Figure record extracts:
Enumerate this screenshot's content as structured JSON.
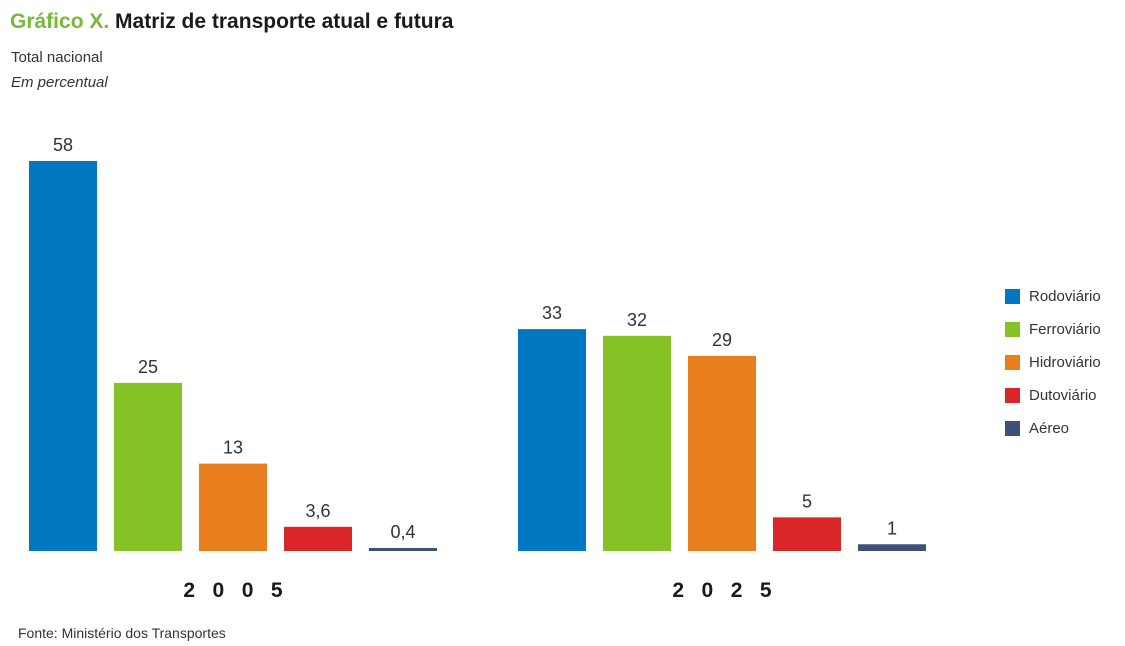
{
  "title_prefix": "Gráfico X.",
  "title": "Matriz de transporte atual e futura",
  "subtitle": "Total nacional",
  "unit_note": "Em percentual",
  "source": "Fonte: Ministério dos Transportes",
  "chart_data": {
    "type": "bar",
    "ylim": [
      0,
      58
    ],
    "grid": false,
    "legend_position": "right",
    "series_names": [
      "Rodoviário",
      "Ferroviário",
      "Hidroviário",
      "Dutoviário",
      "Aéreo"
    ],
    "series_colors": [
      "#0078c1",
      "#84c225",
      "#e97f1c",
      "#da2627",
      "#3f5178"
    ],
    "groups": [
      {
        "label": "2 0 0 5",
        "values": [
          58,
          25,
          13,
          3.6,
          0.4
        ],
        "value_labels": [
          "58",
          "25",
          "13",
          "3,6",
          "0,4"
        ]
      },
      {
        "label": "2 0 2 5",
        "values": [
          33,
          32,
          29,
          5,
          1
        ],
        "value_labels": [
          "33",
          "32",
          "29",
          "5",
          "1"
        ]
      }
    ]
  }
}
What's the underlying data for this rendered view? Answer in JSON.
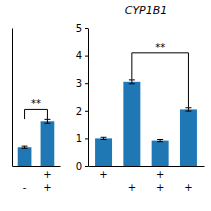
{
  "chart_data": [
    {
      "type": "bar",
      "categories": [
        [
          null,
          "-"
        ],
        [
          "+",
          "+"
        ]
      ],
      "values": [
        0.68,
        1.62
      ],
      "errors": [
        0.04,
        0.07
      ],
      "ylim": [
        0,
        5
      ],
      "tick_labels": "x",
      "annotations": [
        {
          "text": "**",
          "x1": 0,
          "x2": 1,
          "y": 2.05,
          "y_bottom": [
            1.7,
            1.7
          ]
        }
      ]
    },
    {
      "type": "bar",
      "title": "CYP1B1",
      "categories": [
        [
          "+",
          null
        ],
        [
          null,
          "+"
        ],
        [
          "+",
          "+"
        ],
        [
          null,
          "+"
        ]
      ],
      "values": [
        1.0,
        3.05,
        0.92,
        2.05
      ],
      "errors": [
        0.04,
        0.07,
        0.04,
        0.06
      ],
      "ylim": [
        0,
        5
      ],
      "yticks": [
        0,
        1,
        2,
        3,
        4,
        5
      ],
      "annotations": [
        {
          "text": "**",
          "x1": 1,
          "x2": 3,
          "y": 4.1,
          "y_bottom": [
            3.13,
            2.12
          ]
        }
      ]
    }
  ]
}
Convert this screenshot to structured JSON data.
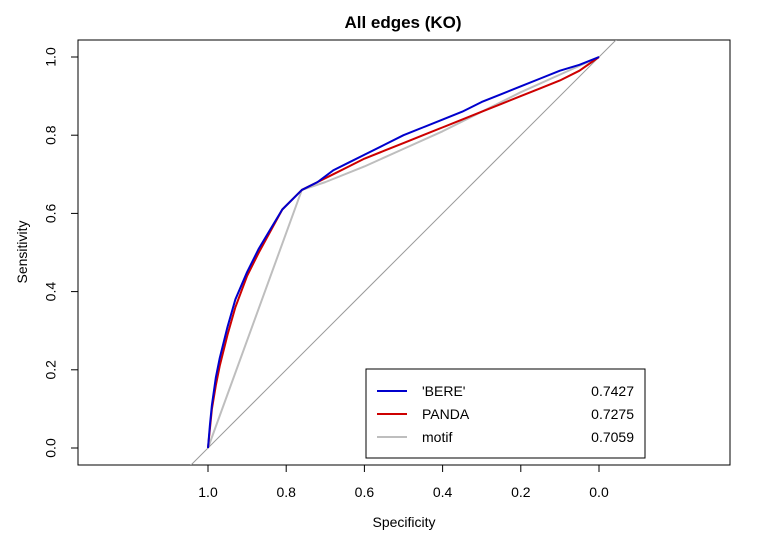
{
  "chart_data": {
    "type": "line",
    "title": "All edges (KO)",
    "xlabel": "Specificity",
    "ylabel": "Sensitivity",
    "xlim": [
      1.2,
      -0.2
    ],
    "ylim": [
      0.0,
      1.0
    ],
    "x_ticks": [
      "1.0",
      "0.8",
      "0.6",
      "0.4",
      "0.2",
      "0.0"
    ],
    "y_ticks": [
      "0.0",
      "0.2",
      "0.4",
      "0.6",
      "0.8",
      "1.0"
    ],
    "x_axis_reversed": true,
    "diagonal_reference": true,
    "grid": false,
    "legend_position": "bottom-right",
    "series": [
      {
        "name": "'BERE'",
        "auc": "0.7427",
        "color": "#0000cd",
        "points": [
          {
            "x": 1.0,
            "y": 0.0
          },
          {
            "x": 0.995,
            "y": 0.06
          },
          {
            "x": 0.99,
            "y": 0.11
          },
          {
            "x": 0.98,
            "y": 0.18
          },
          {
            "x": 0.97,
            "y": 0.23
          },
          {
            "x": 0.95,
            "y": 0.31
          },
          {
            "x": 0.93,
            "y": 0.38
          },
          {
            "x": 0.9,
            "y": 0.45
          },
          {
            "x": 0.87,
            "y": 0.51
          },
          {
            "x": 0.84,
            "y": 0.56
          },
          {
            "x": 0.81,
            "y": 0.61
          },
          {
            "x": 0.76,
            "y": 0.66
          },
          {
            "x": 0.72,
            "y": 0.68
          },
          {
            "x": 0.68,
            "y": 0.71
          },
          {
            "x": 0.64,
            "y": 0.73
          },
          {
            "x": 0.6,
            "y": 0.75
          },
          {
            "x": 0.55,
            "y": 0.775
          },
          {
            "x": 0.5,
            "y": 0.8
          },
          {
            "x": 0.45,
            "y": 0.82
          },
          {
            "x": 0.4,
            "y": 0.84
          },
          {
            "x": 0.35,
            "y": 0.86
          },
          {
            "x": 0.3,
            "y": 0.885
          },
          {
            "x": 0.25,
            "y": 0.905
          },
          {
            "x": 0.2,
            "y": 0.925
          },
          {
            "x": 0.15,
            "y": 0.945
          },
          {
            "x": 0.1,
            "y": 0.965
          },
          {
            "x": 0.05,
            "y": 0.98
          },
          {
            "x": 0.0,
            "y": 1.0
          }
        ]
      },
      {
        "name": "PANDA",
        "auc": "0.7275",
        "color": "#cd0000",
        "points": [
          {
            "x": 1.0,
            "y": 0.0
          },
          {
            "x": 0.995,
            "y": 0.05
          },
          {
            "x": 0.99,
            "y": 0.1
          },
          {
            "x": 0.98,
            "y": 0.16
          },
          {
            "x": 0.97,
            "y": 0.21
          },
          {
            "x": 0.95,
            "y": 0.29
          },
          {
            "x": 0.93,
            "y": 0.36
          },
          {
            "x": 0.9,
            "y": 0.44
          },
          {
            "x": 0.87,
            "y": 0.5
          },
          {
            "x": 0.84,
            "y": 0.555
          },
          {
            "x": 0.81,
            "y": 0.61
          },
          {
            "x": 0.76,
            "y": 0.66
          },
          {
            "x": 0.72,
            "y": 0.68
          },
          {
            "x": 0.68,
            "y": 0.7
          },
          {
            "x": 0.64,
            "y": 0.72
          },
          {
            "x": 0.6,
            "y": 0.74
          },
          {
            "x": 0.55,
            "y": 0.76
          },
          {
            "x": 0.5,
            "y": 0.78
          },
          {
            "x": 0.45,
            "y": 0.8
          },
          {
            "x": 0.4,
            "y": 0.82
          },
          {
            "x": 0.35,
            "y": 0.84
          },
          {
            "x": 0.3,
            "y": 0.86
          },
          {
            "x": 0.25,
            "y": 0.88
          },
          {
            "x": 0.2,
            "y": 0.9
          },
          {
            "x": 0.15,
            "y": 0.92
          },
          {
            "x": 0.1,
            "y": 0.94
          },
          {
            "x": 0.05,
            "y": 0.965
          },
          {
            "x": 0.0,
            "y": 1.0
          }
        ]
      },
      {
        "name": "motif",
        "auc": "0.7059",
        "color": "#bebebe",
        "points": [
          {
            "x": 1.0,
            "y": 0.0
          },
          {
            "x": 0.76,
            "y": 0.66
          },
          {
            "x": 0.7,
            "y": 0.68
          },
          {
            "x": 0.6,
            "y": 0.72
          },
          {
            "x": 0.5,
            "y": 0.765
          },
          {
            "x": 0.4,
            "y": 0.81
          },
          {
            "x": 0.3,
            "y": 0.86
          },
          {
            "x": 0.2,
            "y": 0.91
          },
          {
            "x": 0.1,
            "y": 0.955
          },
          {
            "x": 0.0,
            "y": 1.0
          }
        ]
      }
    ]
  }
}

Task instructions >>
The records above need to be restated word for word, with the pictures left out.

Reply to the task >>
Enumerate this screenshot's content as structured JSON.
{
  "title_prefix": "Gráfico X.",
  "title": "Matriz de transporte atual e futura",
  "subtitle": "Total nacional",
  "unit_note": "Em percentual",
  "source": "Fonte: Ministério dos Transportes",
  "chart_data": {
    "type": "bar",
    "ylim": [
      0,
      58
    ],
    "grid": false,
    "legend_position": "right",
    "series_names": [
      "Rodoviário",
      "Ferroviário",
      "Hidroviário",
      "Dutoviário",
      "Aéreo"
    ],
    "series_colors": [
      "#0078c1",
      "#84c225",
      "#e97f1c",
      "#da2627",
      "#3f5178"
    ],
    "groups": [
      {
        "label": "2 0 0 5",
        "values": [
          58,
          25,
          13,
          3.6,
          0.4
        ],
        "value_labels": [
          "58",
          "25",
          "13",
          "3,6",
          "0,4"
        ]
      },
      {
        "label": "2 0 2 5",
        "values": [
          33,
          32,
          29,
          5,
          1
        ],
        "value_labels": [
          "33",
          "32",
          "29",
          "5",
          "1"
        ]
      }
    ]
  }
}
What's the underlying data for this rendered view? Answer in JSON.
{
  "chart_data": [
    {
      "type": "bar",
      "categories": [
        [
          null,
          "-"
        ],
        [
          "+",
          "+"
        ]
      ],
      "values": [
        0.68,
        1.62
      ],
      "errors": [
        0.04,
        0.07
      ],
      "ylim": [
        0,
        5
      ],
      "tick_labels": "x",
      "annotations": [
        {
          "text": "**",
          "x1": 0,
          "x2": 1,
          "y": 2.05,
          "y_bottom": [
            1.7,
            1.7
          ]
        }
      ]
    },
    {
      "type": "bar",
      "title": "CYP1B1",
      "categories": [
        [
          "+",
          null
        ],
        [
          null,
          "+"
        ],
        [
          "+",
          "+"
        ],
        [
          null,
          "+"
        ]
      ],
      "values": [
        1.0,
        3.05,
        0.92,
        2.05
      ],
      "errors": [
        0.04,
        0.07,
        0.04,
        0.06
      ],
      "ylim": [
        0,
        5
      ],
      "yticks": [
        0,
        1,
        2,
        3,
        4,
        5
      ],
      "annotations": [
        {
          "text": "**",
          "x1": 1,
          "x2": 3,
          "y": 4.1,
          "y_bottom": [
            3.13,
            2.12
          ]
        }
      ]
    }
  ]
}
Convert this screenshot to structured JSON data.
{
  "chart_data": {
    "type": "line",
    "title": "All edges (KO)",
    "xlabel": "Specificity",
    "ylabel": "Sensitivity",
    "xlim": [
      1.2,
      -0.2
    ],
    "ylim": [
      0.0,
      1.0
    ],
    "x_ticks": [
      "1.0",
      "0.8",
      "0.6",
      "0.4",
      "0.2",
      "0.0"
    ],
    "y_ticks": [
      "0.0",
      "0.2",
      "0.4",
      "0.6",
      "0.8",
      "1.0"
    ],
    "x_axis_reversed": true,
    "diagonal_reference": true,
    "grid": false,
    "legend_position": "bottom-right",
    "series": [
      {
        "name": "'BERE'",
        "auc": "0.7427",
        "color": "#0000cd",
        "points": [
          {
            "x": 1.0,
            "y": 0.0
          },
          {
            "x": 0.995,
            "y": 0.06
          },
          {
            "x": 0.99,
            "y": 0.11
          },
          {
            "x": 0.98,
            "y": 0.18
          },
          {
            "x": 0.97,
            "y": 0.23
          },
          {
            "x": 0.95,
            "y": 0.31
          },
          {
            "x": 0.93,
            "y": 0.38
          },
          {
            "x": 0.9,
            "y": 0.45
          },
          {
            "x": 0.87,
            "y": 0.51
          },
          {
            "x": 0.84,
            "y": 0.56
          },
          {
            "x": 0.81,
            "y": 0.61
          },
          {
            "x": 0.76,
            "y": 0.66
          },
          {
            "x": 0.72,
            "y": 0.68
          },
          {
            "x": 0.68,
            "y": 0.71
          },
          {
            "x": 0.64,
            "y": 0.73
          },
          {
            "x": 0.6,
            "y": 0.75
          },
          {
            "x": 0.55,
            "y": 0.775
          },
          {
            "x": 0.5,
            "y": 0.8
          },
          {
            "x": 0.45,
            "y": 0.82
          },
          {
            "x": 0.4,
            "y": 0.84
          },
          {
            "x": 0.35,
            "y": 0.86
          },
          {
            "x": 0.3,
            "y": 0.885
          },
          {
            "x": 0.25,
            "y": 0.905
          },
          {
            "x": 0.2,
            "y": 0.925
          },
          {
            "x": 0.15,
            "y": 0.945
          },
          {
            "x": 0.1,
            "y": 0.965
          },
          {
            "x": 0.05,
            "y": 0.98
          },
          {
            "x": 0.0,
            "y": 1.0
          }
        ]
      },
      {
        "name": "PANDA",
        "auc": "0.7275",
        "color": "#cd0000",
        "points": [
          {
            "x": 1.0,
            "y": 0.0
          },
          {
            "x": 0.995,
            "y": 0.05
          },
          {
            "x": 0.99,
            "y": 0.1
          },
          {
            "x": 0.98,
            "y": 0.16
          },
          {
            "x": 0.97,
            "y": 0.21
          },
          {
            "x": 0.95,
            "y": 0.29
          },
          {
            "x": 0.93,
            "y": 0.36
          },
          {
            "x": 0.9,
            "y": 0.44
          },
          {
            "x": 0.87,
            "y": 0.5
          },
          {
            "x": 0.84,
            "y": 0.555
          },
          {
            "x": 0.81,
            "y": 0.61
          },
          {
            "x": 0.76,
            "y": 0.66
          },
          {
            "x": 0.72,
            "y": 0.68
          },
          {
            "x": 0.68,
            "y": 0.7
          },
          {
            "x": 0.64,
            "y": 0.72
          },
          {
            "x": 0.6,
            "y": 0.74
          },
          {
            "x": 0.55,
            "y": 0.76
          },
          {
            "x": 0.5,
            "y": 0.78
          },
          {
            "x": 0.45,
            "y": 0.8
          },
          {
            "x": 0.4,
            "y": 0.82
          },
          {
            "x": 0.35,
            "y": 0.84
          },
          {
            "x": 0.3,
            "y": 0.86
          },
          {
            "x": 0.25,
            "y": 0.88
          },
          {
            "x": 0.2,
            "y": 0.9
          },
          {
            "x": 0.15,
            "y": 0.92
          },
          {
            "x": 0.1,
            "y": 0.94
          },
          {
            "x": 0.05,
            "y": 0.965
          },
          {
            "x": 0.0,
            "y": 1.0
          }
        ]
      },
      {
        "name": "motif",
        "auc": "0.7059",
        "color": "#bebebe",
        "points": [
          {
            "x": 1.0,
            "y": 0.0
          },
          {
            "x": 0.76,
            "y": 0.66
          },
          {
            "x": 0.7,
            "y": 0.68
          },
          {
            "x": 0.6,
            "y": 0.72
          },
          {
            "x": 0.5,
            "y": 0.765
          },
          {
            "x": 0.4,
            "y": 0.81
          },
          {
            "x": 0.3,
            "y": 0.86
          },
          {
            "x": 0.2,
            "y": 0.91
          },
          {
            "x": 0.1,
            "y": 0.955
          },
          {
            "x": 0.0,
            "y": 1.0
          }
        ]
      }
    ]
  }
}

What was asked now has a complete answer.